» Exercise material
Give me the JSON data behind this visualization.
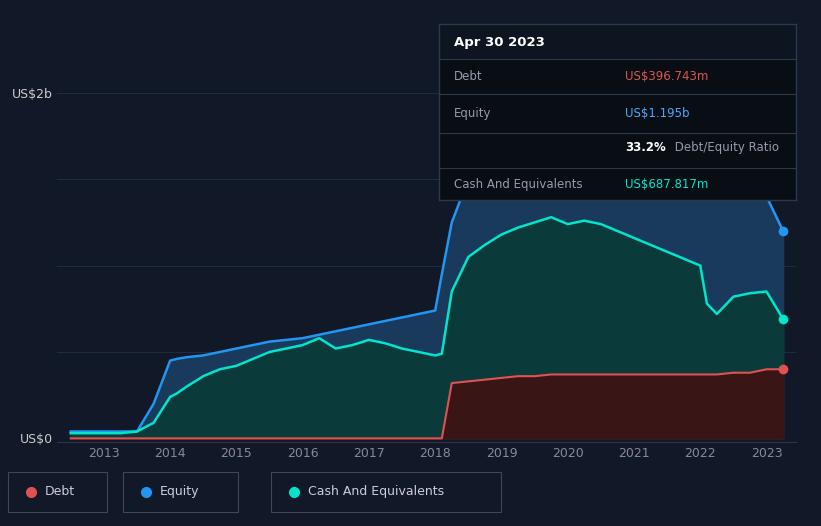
{
  "background_color": "#111827",
  "plot_bg_color": "#111827",
  "title_box": {
    "date": "Apr 30 2023",
    "debt_label": "Debt",
    "debt_value": "US$396.743m",
    "debt_color": "#e05252",
    "equity_label": "Equity",
    "equity_value": "US$1.195b",
    "equity_color": "#4da6ff",
    "ratio_value": "33.2%",
    "ratio_label": " Debt/Equity Ratio",
    "cash_label": "Cash And Equivalents",
    "cash_value": "US$687.817m",
    "cash_color": "#00e5cc"
  },
  "y_label_top": "US$2b",
  "y_label_bottom": "US$0",
  "x_ticks": [
    "2013",
    "2014",
    "2015",
    "2016",
    "2017",
    "2018",
    "2019",
    "2020",
    "2021",
    "2022",
    "2023"
  ],
  "equity_color": "#2196f3",
  "equity_fill": "#1a3a5c",
  "cash_color": "#00e5cc",
  "cash_fill": "#0a3a3a",
  "debt_color": "#e05252",
  "debt_fill": "#3a1515",
  "legend_items": [
    {
      "label": "Debt",
      "color": "#e05252"
    },
    {
      "label": "Equity",
      "color": "#2196f3"
    },
    {
      "label": "Cash And Equivalents",
      "color": "#00e5cc"
    }
  ],
  "years": [
    2012.5,
    2012.75,
    2013.0,
    2013.25,
    2013.5,
    2013.75,
    2014.0,
    2014.1,
    2014.25,
    2014.5,
    2014.75,
    2015.0,
    2015.25,
    2015.5,
    2015.75,
    2016.0,
    2016.25,
    2016.5,
    2016.75,
    2017.0,
    2017.25,
    2017.5,
    2017.75,
    2018.0,
    2018.1,
    2018.25,
    2018.5,
    2018.75,
    2019.0,
    2019.25,
    2019.5,
    2019.75,
    2020.0,
    2020.25,
    2020.5,
    2020.75,
    2021.0,
    2021.25,
    2021.5,
    2021.75,
    2022.0,
    2022.1,
    2022.25,
    2022.5,
    2022.75,
    2023.0,
    2023.25
  ],
  "equity": [
    0.04,
    0.04,
    0.04,
    0.04,
    0.04,
    0.2,
    0.45,
    0.46,
    0.47,
    0.48,
    0.5,
    0.52,
    0.54,
    0.56,
    0.57,
    0.58,
    0.6,
    0.62,
    0.64,
    0.66,
    0.68,
    0.7,
    0.72,
    0.74,
    0.95,
    1.25,
    1.5,
    1.6,
    1.65,
    1.68,
    1.72,
    1.76,
    1.79,
    1.84,
    1.88,
    1.9,
    1.93,
    1.91,
    1.88,
    1.84,
    1.82,
    1.6,
    1.56,
    1.52,
    1.48,
    1.4,
    1.2
  ],
  "cash": [
    0.03,
    0.03,
    0.03,
    0.03,
    0.04,
    0.09,
    0.24,
    0.26,
    0.3,
    0.36,
    0.4,
    0.42,
    0.46,
    0.5,
    0.52,
    0.54,
    0.58,
    0.52,
    0.54,
    0.57,
    0.55,
    0.52,
    0.5,
    0.48,
    0.49,
    0.85,
    1.05,
    1.12,
    1.18,
    1.22,
    1.25,
    1.28,
    1.24,
    1.26,
    1.24,
    1.2,
    1.16,
    1.12,
    1.08,
    1.04,
    1.0,
    0.78,
    0.72,
    0.82,
    0.84,
    0.85,
    0.69
  ],
  "debt": [
    0.0,
    0.0,
    0.0,
    0.0,
    0.0,
    0.0,
    0.0,
    0.0,
    0.0,
    0.0,
    0.0,
    0.0,
    0.0,
    0.0,
    0.0,
    0.0,
    0.0,
    0.0,
    0.0,
    0.0,
    0.0,
    0.0,
    0.0,
    0.0,
    0.0,
    0.32,
    0.33,
    0.34,
    0.35,
    0.36,
    0.36,
    0.37,
    0.37,
    0.37,
    0.37,
    0.37,
    0.37,
    0.37,
    0.37,
    0.37,
    0.37,
    0.37,
    0.37,
    0.38,
    0.38,
    0.4,
    0.4
  ]
}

» Short problem
Of all the lines above, how many contain the word "Equivalents"? Give the number and nothing else.

» Written response
2